## THE TASK
Take from the listing each line that has the string "Flow".

## RECORD EXCERPTS
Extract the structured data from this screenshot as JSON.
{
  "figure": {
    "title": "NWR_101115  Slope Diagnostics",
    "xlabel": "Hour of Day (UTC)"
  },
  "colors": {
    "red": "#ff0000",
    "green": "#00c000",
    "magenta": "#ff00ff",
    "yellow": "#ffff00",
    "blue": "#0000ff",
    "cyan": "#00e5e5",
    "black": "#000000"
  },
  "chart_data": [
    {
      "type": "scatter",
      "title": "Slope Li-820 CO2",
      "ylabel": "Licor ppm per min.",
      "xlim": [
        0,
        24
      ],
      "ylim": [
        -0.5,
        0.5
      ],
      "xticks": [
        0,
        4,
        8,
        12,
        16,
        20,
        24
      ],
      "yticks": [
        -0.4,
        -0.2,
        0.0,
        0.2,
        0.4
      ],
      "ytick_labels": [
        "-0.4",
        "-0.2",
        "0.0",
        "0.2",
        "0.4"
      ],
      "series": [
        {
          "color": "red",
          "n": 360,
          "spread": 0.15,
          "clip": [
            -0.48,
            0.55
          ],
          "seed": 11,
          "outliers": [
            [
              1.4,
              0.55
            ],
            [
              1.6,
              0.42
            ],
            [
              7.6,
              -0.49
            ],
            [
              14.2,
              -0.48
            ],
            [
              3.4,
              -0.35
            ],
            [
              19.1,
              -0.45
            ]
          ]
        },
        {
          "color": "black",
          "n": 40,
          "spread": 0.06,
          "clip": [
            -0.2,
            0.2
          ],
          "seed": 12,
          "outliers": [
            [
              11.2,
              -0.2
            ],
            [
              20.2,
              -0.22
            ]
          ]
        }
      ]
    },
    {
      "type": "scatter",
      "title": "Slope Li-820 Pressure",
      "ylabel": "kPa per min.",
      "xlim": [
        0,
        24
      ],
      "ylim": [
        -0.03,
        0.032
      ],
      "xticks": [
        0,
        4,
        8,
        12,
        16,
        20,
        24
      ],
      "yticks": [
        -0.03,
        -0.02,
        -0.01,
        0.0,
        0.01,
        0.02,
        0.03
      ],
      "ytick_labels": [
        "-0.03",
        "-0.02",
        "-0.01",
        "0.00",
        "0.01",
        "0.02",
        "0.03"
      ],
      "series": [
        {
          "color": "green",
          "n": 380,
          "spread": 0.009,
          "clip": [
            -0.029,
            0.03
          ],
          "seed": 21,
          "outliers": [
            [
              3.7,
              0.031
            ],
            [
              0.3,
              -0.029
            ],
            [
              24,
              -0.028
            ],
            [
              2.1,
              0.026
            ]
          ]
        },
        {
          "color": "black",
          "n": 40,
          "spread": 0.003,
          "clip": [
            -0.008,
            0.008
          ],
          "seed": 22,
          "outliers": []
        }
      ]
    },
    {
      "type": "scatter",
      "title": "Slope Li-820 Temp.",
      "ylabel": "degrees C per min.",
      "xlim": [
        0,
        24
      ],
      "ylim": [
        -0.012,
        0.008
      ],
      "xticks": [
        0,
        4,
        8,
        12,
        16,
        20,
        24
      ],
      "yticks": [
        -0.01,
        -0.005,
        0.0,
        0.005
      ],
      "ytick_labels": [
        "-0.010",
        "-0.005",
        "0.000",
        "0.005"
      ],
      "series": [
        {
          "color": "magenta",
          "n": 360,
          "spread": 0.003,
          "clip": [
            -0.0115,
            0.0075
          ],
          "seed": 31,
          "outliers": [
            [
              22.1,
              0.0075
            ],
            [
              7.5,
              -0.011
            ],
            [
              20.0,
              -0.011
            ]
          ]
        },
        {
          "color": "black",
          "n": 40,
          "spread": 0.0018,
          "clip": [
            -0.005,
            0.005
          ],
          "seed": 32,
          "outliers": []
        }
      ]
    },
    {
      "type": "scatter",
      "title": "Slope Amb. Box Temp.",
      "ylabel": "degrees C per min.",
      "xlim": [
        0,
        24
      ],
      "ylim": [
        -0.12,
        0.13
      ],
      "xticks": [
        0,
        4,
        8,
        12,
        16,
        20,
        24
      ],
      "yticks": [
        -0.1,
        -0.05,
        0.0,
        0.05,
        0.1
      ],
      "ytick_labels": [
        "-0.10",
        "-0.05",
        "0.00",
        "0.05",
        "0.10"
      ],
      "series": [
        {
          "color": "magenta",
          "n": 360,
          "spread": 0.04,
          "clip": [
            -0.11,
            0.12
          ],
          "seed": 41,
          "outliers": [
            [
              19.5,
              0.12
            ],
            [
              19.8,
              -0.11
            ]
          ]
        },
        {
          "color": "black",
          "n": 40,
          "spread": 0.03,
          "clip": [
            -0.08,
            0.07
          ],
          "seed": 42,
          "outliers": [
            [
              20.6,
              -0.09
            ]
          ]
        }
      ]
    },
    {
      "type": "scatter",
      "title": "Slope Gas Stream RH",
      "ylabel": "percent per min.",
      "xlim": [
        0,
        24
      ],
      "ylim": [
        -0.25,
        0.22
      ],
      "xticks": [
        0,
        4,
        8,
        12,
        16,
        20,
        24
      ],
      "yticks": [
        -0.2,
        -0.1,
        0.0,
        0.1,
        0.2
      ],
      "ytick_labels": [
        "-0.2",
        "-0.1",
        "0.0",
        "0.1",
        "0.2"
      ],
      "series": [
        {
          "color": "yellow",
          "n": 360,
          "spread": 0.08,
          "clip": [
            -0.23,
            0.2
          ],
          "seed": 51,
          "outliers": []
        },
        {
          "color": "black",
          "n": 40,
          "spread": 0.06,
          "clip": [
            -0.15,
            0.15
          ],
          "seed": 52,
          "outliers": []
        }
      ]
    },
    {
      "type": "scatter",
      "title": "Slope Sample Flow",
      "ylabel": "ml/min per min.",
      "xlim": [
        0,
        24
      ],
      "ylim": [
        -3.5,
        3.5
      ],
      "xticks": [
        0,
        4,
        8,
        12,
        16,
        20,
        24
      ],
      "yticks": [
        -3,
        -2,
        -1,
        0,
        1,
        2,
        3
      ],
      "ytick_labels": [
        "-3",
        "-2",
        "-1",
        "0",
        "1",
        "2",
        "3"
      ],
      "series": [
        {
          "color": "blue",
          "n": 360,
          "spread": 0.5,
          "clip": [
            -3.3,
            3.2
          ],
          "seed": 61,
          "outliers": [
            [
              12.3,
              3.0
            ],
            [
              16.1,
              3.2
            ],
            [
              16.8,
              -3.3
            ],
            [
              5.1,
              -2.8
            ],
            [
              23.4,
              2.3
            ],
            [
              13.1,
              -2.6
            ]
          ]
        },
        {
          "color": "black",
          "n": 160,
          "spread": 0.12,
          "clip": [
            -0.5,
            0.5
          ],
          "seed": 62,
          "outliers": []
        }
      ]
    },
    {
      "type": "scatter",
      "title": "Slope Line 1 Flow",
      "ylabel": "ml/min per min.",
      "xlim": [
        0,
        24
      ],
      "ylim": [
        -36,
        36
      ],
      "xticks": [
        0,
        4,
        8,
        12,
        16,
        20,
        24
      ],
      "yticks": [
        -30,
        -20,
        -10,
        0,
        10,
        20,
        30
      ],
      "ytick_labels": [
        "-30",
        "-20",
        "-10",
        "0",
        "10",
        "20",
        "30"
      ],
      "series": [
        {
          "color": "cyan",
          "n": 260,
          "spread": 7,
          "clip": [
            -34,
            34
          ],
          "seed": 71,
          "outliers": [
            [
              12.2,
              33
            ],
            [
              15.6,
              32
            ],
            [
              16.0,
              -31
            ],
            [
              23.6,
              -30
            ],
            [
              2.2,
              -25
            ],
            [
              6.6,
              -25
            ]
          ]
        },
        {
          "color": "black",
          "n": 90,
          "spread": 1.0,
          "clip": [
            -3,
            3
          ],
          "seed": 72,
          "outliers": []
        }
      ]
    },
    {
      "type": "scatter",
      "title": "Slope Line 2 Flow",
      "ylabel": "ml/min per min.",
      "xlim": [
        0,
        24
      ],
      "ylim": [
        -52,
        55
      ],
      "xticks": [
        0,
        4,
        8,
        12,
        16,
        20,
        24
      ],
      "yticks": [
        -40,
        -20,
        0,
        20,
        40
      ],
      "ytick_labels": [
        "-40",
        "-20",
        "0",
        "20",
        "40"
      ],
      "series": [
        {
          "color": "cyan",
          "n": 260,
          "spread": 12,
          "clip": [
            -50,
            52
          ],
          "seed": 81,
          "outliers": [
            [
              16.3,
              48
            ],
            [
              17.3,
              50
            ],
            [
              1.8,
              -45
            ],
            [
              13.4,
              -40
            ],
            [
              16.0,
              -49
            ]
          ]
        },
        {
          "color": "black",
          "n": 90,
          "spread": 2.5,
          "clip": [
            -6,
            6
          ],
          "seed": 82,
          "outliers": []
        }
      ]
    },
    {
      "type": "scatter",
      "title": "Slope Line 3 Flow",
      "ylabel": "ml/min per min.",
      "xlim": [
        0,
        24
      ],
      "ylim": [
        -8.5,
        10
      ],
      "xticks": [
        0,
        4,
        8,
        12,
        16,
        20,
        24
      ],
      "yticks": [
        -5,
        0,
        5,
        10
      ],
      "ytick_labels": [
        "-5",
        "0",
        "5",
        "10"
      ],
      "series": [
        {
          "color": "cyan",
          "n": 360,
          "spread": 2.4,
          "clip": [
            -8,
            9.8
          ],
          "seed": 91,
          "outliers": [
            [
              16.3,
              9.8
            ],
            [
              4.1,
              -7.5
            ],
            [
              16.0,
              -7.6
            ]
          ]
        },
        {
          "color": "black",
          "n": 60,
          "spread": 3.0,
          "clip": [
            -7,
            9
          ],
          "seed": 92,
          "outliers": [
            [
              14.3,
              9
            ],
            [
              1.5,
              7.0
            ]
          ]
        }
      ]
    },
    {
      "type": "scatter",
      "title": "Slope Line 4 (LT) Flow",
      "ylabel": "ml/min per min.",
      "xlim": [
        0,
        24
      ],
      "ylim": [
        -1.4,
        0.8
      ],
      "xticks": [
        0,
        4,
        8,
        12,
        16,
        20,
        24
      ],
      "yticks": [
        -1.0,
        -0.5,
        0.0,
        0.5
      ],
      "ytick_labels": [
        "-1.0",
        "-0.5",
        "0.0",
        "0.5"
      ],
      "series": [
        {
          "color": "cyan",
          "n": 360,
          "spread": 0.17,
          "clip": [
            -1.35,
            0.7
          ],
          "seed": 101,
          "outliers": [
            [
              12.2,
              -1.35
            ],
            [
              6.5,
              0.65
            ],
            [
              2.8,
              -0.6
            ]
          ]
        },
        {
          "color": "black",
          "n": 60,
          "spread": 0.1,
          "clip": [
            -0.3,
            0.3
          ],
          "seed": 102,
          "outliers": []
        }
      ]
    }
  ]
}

## FINISHED TASK
      "title": "Slope Sample Flow",
      "title": "Slope Line 1 Flow",
      "title": "Slope Line 2 Flow",
      "title": "Slope Line 3 Flow",
      "title": "Slope Line 4 (LT) Flow",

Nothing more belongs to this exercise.